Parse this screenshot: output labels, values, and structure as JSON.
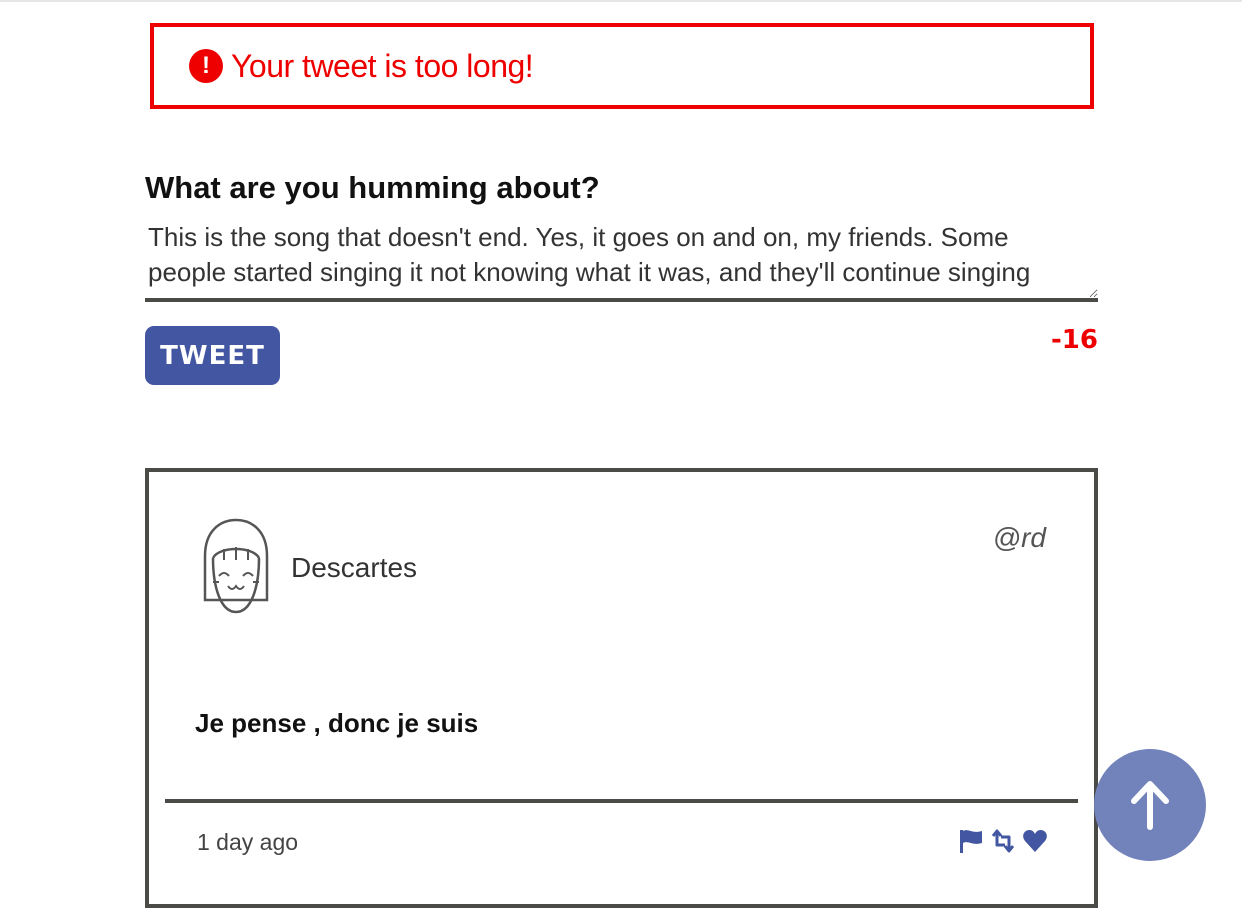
{
  "error": {
    "message": "Your tweet is too long!",
    "icon": "exclamation-circle-icon",
    "color": "#ee0000"
  },
  "compose": {
    "heading": "What are you humming about?",
    "text": "This is the song that doesn't end. Yes, it goes on and on, my friends. Some people started singing it not knowing what it was, and they'll continue singing",
    "button_label": "TWEET",
    "counter": "-16"
  },
  "tweet": {
    "author_name": "Descartes",
    "handle": "@rd",
    "avatar_icon": "smiling-face-avatar-icon",
    "content": "Je pense , donc je suis",
    "time": "1 day ago",
    "actions": [
      "flag-icon",
      "retweet-icon",
      "heart-icon"
    ]
  },
  "scroll_top": {
    "icon": "arrow-up-icon"
  },
  "colors": {
    "accent": "#4356a1",
    "accent_light": "#7282bb",
    "error": "#ee0000",
    "border": "#4a4a46"
  }
}
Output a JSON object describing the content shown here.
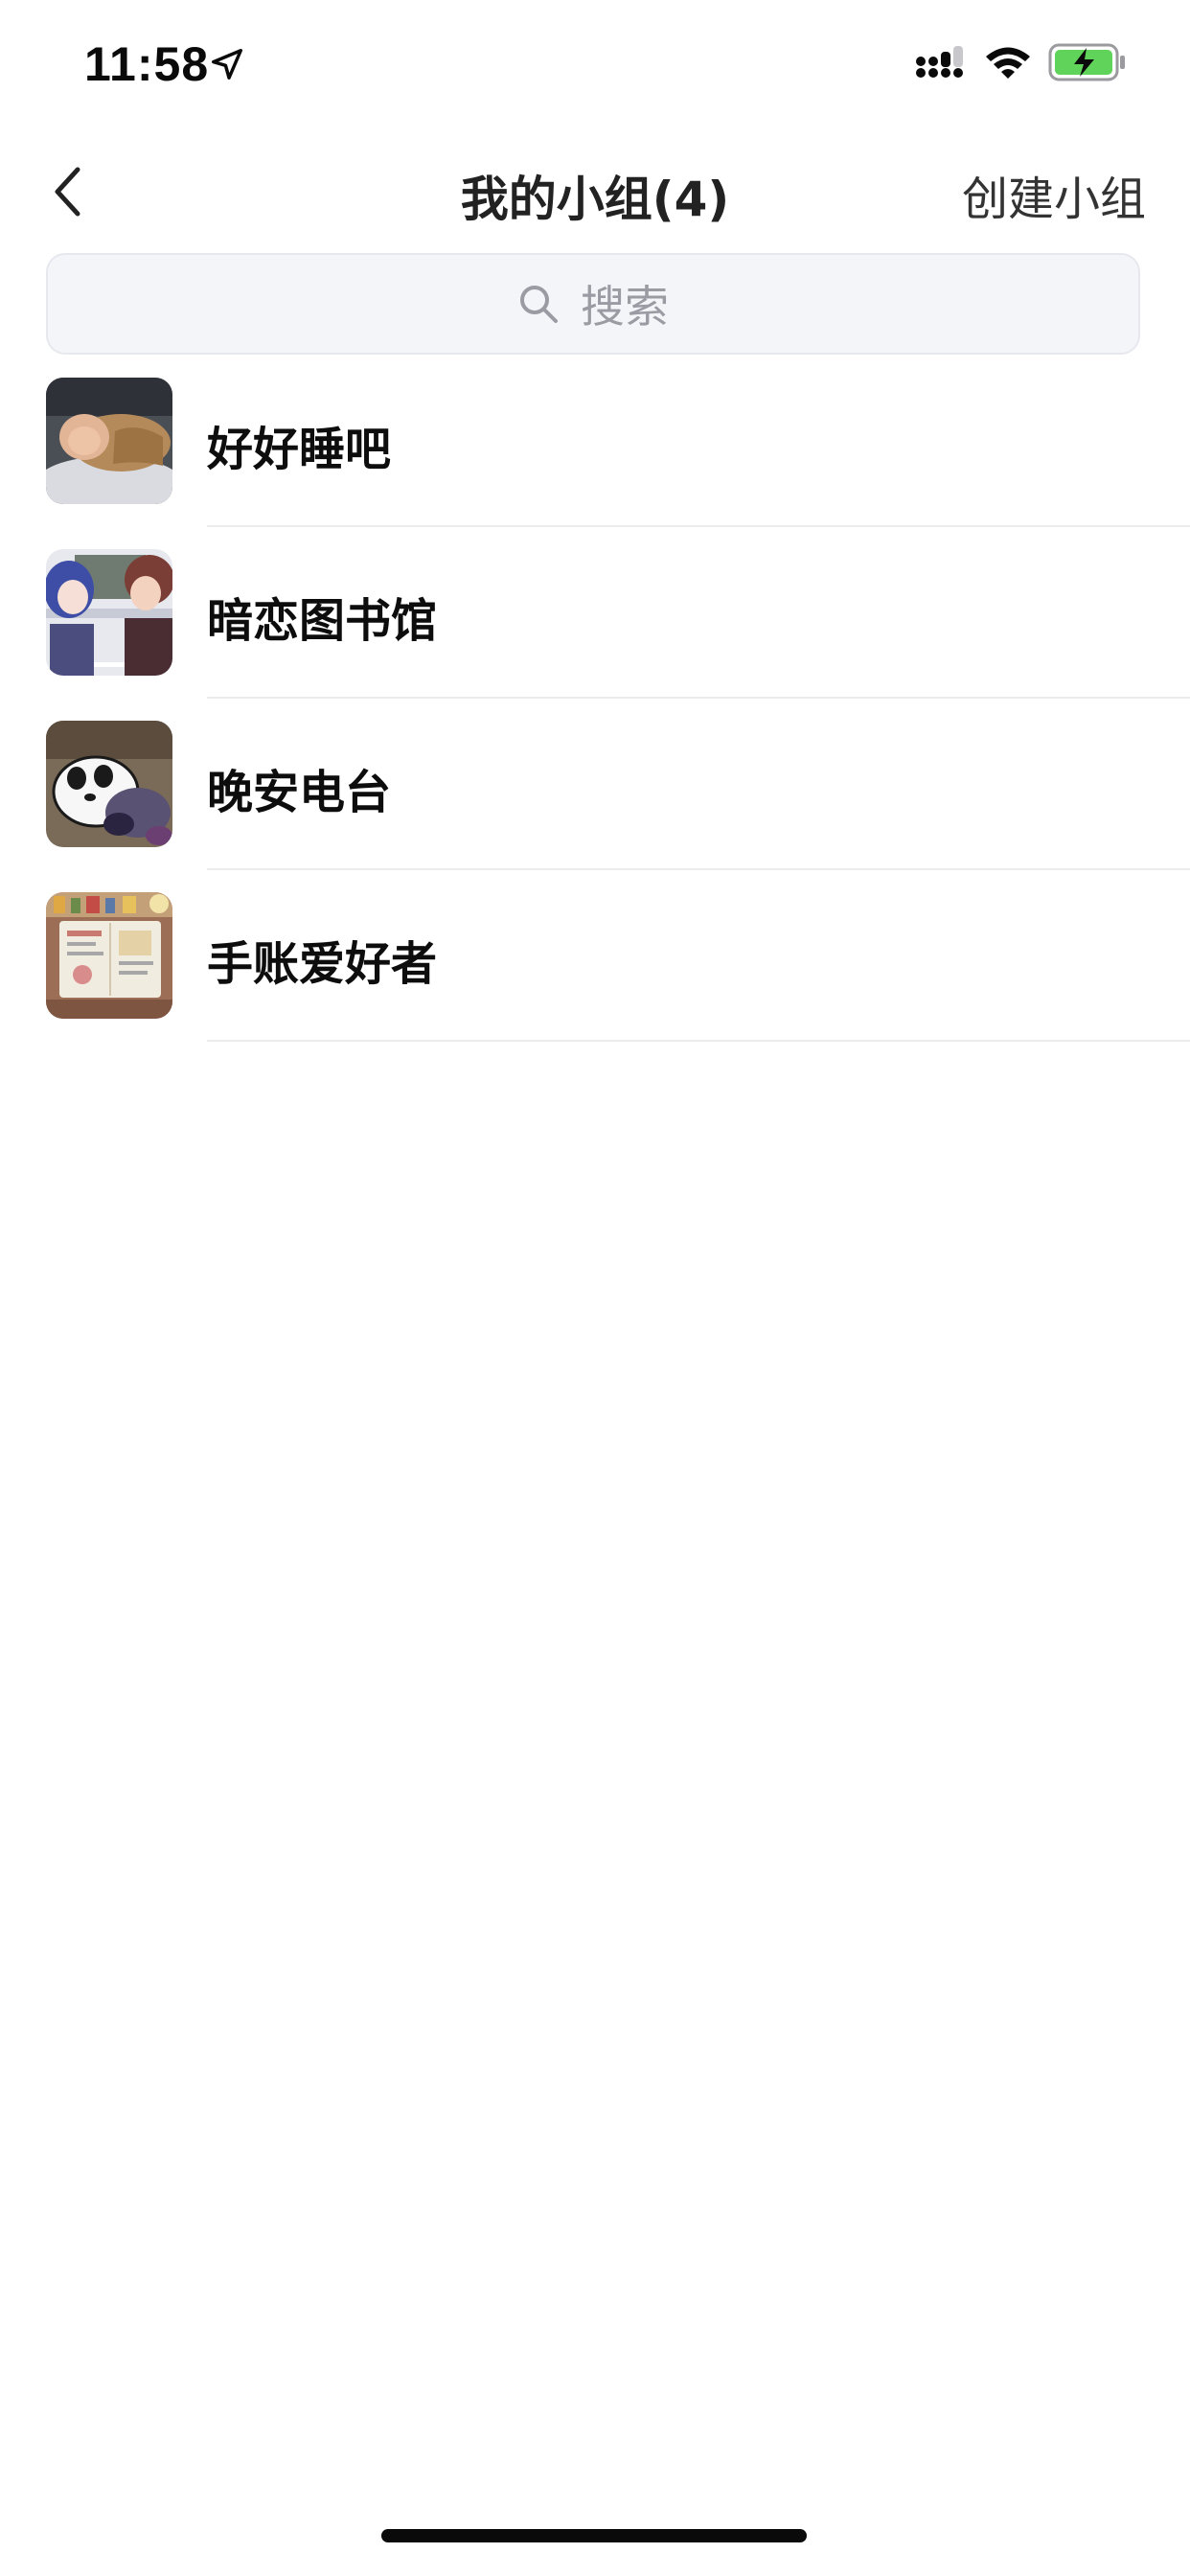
{
  "status_bar": {
    "time": "11:58"
  },
  "nav": {
    "title": "我的小组(4)",
    "create_label": "创建小组"
  },
  "search": {
    "placeholder": "搜索"
  },
  "groups": [
    {
      "name": "好好睡吧"
    },
    {
      "name": "暗恋图书馆"
    },
    {
      "name": "晚安电台"
    },
    {
      "name": "手账爱好者"
    }
  ],
  "colors": {
    "battery_fill": "#5fd35a",
    "search_bg": "#f4f5f9",
    "divider": "#ececec"
  },
  "icons": {
    "back": "chevron-left-icon",
    "search": "search-icon",
    "location": "location-arrow-icon",
    "signal": "signal-icon",
    "wifi": "wifi-icon",
    "battery": "battery-charging-icon"
  }
}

▬▬▬▬▬▬▬▬▬▬

## What is required
Quote every record above exactly, leaving out the pictures.

## Exercise output
Parse this screenshot: output labels, values, and structure as JSON.
{
  "error": {
    "message": "Your tweet is too long!",
    "icon": "exclamation-circle-icon",
    "color": "#ee0000"
  },
  "compose": {
    "heading": "What are you humming about?",
    "text": "This is the song that doesn't end. Yes, it goes on and on, my friends. Some people started singing it not knowing what it was, and they'll continue singing",
    "button_label": "TWEET",
    "counter": "-16"
  },
  "tweet": {
    "author_name": "Descartes",
    "handle": "@rd",
    "avatar_icon": "smiling-face-avatar-icon",
    "content": "Je pense , donc je suis",
    "time": "1 day ago",
    "actions": [
      "flag-icon",
      "retweet-icon",
      "heart-icon"
    ]
  },
  "scroll_top": {
    "icon": "arrow-up-icon"
  },
  "colors": {
    "accent": "#4356a1",
    "accent_light": "#7282bb",
    "error": "#ee0000",
    "border": "#4a4a46"
  }
}
Output a JSON object describing the content shown here.
{
  "status_bar": {
    "time": "11:58"
  },
  "nav": {
    "title": "我的小组(4)",
    "create_label": "创建小组"
  },
  "search": {
    "placeholder": "搜索"
  },
  "groups": [
    {
      "name": "好好睡吧"
    },
    {
      "name": "暗恋图书馆"
    },
    {
      "name": "晚安电台"
    },
    {
      "name": "手账爱好者"
    }
  ],
  "colors": {
    "battery_fill": "#5fd35a",
    "search_bg": "#f4f5f9",
    "divider": "#ececec"
  },
  "icons": {
    "back": "chevron-left-icon",
    "search": "search-icon",
    "location": "location-arrow-icon",
    "signal": "signal-icon",
    "wifi": "wifi-icon",
    "battery": "battery-charging-icon"
  }
}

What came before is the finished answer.